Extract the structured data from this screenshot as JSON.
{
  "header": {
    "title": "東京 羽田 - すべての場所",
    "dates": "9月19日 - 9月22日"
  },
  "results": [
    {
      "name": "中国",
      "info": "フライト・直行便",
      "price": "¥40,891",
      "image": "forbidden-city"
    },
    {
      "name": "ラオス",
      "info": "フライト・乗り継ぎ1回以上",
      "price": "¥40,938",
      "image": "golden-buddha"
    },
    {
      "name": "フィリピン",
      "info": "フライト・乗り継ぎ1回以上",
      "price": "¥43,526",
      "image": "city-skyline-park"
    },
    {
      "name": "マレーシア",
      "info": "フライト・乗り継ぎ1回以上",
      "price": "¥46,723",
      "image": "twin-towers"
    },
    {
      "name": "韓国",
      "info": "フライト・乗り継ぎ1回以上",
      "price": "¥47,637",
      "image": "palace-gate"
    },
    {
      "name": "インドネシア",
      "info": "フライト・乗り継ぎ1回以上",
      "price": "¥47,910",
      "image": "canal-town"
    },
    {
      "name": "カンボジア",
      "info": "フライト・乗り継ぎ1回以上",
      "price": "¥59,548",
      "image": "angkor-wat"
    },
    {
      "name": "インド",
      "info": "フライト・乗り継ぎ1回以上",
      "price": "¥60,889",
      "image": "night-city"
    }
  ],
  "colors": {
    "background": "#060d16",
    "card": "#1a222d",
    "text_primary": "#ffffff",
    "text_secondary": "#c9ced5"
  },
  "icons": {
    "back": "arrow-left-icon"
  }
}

_PROBLEM TO SOLVE_
Look over the material above and show each line where "image" appears.

_PROBLEM SOLUTION_
      "image": "forbidden-city"
      "image": "golden-buddha"
      "image": "city-skyline-park"
      "image": "twin-towers"
      "image": "palace-gate"
      "image": "canal-town"
      "image": "angkor-wat"
      "image": "night-city"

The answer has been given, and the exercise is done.